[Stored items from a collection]
* BEGIN *

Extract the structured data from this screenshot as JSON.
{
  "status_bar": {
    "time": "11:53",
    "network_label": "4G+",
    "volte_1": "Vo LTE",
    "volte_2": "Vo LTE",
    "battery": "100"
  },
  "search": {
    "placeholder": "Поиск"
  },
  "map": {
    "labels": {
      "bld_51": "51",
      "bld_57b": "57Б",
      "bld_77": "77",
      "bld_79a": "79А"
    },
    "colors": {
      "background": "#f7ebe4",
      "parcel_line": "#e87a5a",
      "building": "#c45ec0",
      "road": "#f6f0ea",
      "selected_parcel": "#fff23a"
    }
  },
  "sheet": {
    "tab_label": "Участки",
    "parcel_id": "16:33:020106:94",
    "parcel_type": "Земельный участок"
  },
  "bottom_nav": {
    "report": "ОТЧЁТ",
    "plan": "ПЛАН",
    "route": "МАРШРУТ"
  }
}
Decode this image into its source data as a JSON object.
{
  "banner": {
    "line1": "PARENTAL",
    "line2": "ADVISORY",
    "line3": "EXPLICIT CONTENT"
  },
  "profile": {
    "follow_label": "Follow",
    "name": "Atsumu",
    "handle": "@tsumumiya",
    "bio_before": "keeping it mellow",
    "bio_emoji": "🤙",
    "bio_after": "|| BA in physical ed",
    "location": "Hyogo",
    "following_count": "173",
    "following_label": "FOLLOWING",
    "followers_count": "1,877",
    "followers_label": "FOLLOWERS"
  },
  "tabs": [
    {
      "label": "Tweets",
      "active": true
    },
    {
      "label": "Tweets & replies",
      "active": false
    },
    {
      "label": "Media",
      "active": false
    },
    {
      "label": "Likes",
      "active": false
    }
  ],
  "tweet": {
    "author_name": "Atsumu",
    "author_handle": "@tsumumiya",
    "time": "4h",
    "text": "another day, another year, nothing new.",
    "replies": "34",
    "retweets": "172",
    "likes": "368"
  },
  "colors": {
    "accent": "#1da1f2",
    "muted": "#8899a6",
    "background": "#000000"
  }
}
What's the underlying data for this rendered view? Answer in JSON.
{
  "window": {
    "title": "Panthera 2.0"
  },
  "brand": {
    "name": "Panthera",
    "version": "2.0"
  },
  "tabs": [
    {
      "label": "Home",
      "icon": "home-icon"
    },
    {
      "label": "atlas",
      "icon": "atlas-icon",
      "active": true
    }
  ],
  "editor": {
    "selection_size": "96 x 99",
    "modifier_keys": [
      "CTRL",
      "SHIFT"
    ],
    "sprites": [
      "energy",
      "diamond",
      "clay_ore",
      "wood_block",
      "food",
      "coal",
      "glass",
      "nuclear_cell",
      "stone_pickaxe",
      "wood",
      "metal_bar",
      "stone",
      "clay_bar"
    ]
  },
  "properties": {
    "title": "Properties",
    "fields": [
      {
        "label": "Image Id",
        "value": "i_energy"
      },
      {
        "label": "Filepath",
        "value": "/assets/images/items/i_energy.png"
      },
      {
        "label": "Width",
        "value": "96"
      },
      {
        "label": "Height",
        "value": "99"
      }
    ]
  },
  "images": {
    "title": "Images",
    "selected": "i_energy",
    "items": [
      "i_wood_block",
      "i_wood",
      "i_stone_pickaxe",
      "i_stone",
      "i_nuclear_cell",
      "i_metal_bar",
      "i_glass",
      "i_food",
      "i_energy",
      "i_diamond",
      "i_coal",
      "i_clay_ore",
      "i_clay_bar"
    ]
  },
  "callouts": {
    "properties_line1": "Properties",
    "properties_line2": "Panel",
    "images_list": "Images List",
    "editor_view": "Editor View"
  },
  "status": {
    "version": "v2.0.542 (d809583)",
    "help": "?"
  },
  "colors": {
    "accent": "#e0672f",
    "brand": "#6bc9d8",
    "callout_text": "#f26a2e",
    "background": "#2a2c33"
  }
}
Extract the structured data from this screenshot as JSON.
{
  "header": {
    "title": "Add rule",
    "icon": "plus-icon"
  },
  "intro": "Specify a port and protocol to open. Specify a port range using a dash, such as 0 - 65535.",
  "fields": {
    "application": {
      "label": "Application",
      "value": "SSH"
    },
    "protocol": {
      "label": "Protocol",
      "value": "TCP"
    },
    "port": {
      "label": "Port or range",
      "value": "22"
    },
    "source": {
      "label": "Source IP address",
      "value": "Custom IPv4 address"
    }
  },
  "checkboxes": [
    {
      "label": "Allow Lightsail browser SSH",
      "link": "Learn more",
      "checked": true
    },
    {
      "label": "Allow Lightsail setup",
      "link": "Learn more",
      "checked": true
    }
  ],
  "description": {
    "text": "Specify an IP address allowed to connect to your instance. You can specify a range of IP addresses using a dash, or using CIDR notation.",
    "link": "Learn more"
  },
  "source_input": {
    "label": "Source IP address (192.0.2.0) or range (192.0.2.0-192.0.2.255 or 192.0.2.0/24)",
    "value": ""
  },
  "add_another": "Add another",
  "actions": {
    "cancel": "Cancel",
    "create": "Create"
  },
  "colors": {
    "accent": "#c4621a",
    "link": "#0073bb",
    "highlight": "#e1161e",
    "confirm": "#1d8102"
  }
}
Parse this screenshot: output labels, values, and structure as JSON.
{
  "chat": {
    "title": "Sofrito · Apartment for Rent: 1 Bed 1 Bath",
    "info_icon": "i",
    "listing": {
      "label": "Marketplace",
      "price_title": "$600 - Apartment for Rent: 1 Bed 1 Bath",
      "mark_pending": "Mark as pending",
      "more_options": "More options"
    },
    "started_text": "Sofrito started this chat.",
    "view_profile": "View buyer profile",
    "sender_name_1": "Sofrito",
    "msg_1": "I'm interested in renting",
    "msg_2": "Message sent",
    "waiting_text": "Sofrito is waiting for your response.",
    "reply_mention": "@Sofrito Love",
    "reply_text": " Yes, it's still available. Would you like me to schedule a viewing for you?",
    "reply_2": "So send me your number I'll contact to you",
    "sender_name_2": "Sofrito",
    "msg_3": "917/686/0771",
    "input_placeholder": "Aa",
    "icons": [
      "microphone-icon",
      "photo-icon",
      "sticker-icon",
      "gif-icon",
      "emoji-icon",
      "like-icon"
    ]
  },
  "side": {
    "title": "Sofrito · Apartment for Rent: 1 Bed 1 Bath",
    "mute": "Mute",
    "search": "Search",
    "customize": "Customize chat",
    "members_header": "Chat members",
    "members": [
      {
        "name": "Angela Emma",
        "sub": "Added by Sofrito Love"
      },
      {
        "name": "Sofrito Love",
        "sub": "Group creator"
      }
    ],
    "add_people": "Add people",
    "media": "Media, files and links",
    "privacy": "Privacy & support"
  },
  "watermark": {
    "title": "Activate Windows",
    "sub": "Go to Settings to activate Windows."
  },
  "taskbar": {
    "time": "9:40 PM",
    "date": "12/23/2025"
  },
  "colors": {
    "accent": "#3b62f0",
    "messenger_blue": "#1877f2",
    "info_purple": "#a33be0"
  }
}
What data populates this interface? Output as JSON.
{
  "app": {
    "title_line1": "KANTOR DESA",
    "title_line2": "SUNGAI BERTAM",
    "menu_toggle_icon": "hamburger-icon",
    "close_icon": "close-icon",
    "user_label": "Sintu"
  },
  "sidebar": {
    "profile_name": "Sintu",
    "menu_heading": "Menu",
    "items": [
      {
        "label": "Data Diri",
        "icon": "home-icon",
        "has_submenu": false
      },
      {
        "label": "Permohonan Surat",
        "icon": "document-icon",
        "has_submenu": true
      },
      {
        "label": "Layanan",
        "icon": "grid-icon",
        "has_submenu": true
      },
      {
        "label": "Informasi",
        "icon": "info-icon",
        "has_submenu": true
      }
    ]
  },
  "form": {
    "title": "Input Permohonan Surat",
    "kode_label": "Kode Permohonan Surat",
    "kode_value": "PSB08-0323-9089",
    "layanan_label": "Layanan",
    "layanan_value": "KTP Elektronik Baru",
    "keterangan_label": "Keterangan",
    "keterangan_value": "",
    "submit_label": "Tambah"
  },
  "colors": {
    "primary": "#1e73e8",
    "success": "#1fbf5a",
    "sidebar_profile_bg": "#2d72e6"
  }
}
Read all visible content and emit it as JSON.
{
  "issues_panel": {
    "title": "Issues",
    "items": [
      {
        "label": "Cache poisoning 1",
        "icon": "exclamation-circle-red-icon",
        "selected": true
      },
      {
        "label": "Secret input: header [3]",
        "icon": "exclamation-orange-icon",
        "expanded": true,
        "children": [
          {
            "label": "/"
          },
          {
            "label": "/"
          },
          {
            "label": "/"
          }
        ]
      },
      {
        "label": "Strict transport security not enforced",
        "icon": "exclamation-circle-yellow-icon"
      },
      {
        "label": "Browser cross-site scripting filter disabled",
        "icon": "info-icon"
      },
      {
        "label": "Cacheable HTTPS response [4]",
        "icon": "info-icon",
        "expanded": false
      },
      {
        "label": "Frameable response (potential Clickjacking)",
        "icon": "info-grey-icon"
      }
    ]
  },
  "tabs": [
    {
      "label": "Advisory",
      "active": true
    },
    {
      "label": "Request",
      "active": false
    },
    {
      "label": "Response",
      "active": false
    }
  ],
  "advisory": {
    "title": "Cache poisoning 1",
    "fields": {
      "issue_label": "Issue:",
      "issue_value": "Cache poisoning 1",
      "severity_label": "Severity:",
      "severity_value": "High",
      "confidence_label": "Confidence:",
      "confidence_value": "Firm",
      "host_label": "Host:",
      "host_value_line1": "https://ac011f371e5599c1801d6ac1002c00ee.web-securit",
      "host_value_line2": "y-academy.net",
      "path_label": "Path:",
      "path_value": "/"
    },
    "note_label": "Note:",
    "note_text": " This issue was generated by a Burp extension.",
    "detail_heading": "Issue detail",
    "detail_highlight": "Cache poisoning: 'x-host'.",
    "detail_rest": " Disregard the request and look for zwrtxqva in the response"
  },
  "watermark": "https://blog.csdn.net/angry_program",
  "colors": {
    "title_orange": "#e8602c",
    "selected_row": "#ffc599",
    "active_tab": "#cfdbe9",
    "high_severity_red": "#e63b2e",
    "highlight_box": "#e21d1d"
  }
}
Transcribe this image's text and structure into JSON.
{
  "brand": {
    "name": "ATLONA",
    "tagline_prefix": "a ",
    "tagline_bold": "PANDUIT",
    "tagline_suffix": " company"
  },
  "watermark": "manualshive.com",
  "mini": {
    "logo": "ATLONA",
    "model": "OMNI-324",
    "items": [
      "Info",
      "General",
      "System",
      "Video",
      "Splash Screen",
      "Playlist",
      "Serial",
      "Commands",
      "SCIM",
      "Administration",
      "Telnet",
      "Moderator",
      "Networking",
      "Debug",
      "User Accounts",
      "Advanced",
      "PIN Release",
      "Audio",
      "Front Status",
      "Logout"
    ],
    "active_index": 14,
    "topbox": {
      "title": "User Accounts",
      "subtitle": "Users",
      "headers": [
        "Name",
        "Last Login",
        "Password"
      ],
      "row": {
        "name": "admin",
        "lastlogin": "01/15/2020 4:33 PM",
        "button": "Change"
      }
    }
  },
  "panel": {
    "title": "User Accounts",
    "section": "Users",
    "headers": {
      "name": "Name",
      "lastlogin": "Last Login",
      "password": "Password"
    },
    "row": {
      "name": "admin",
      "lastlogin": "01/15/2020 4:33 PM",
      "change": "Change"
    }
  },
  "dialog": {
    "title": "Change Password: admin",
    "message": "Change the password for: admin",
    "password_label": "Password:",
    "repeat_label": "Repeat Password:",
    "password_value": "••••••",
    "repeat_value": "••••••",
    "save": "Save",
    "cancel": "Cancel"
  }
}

* END *

__WHAT YOU WILL DO__: Review the material and copy each line in which the word "your" appears.

__OUTPUT BELOW__:
    "text": "Specify an IP address allowed to connect to your instance. You can specify a range of IP addresses using a dash, or using CIDR notation.",
    "waiting_text": "Sofrito is waiting for your response.",
    "reply_2": "So send me your number I'll contact to you",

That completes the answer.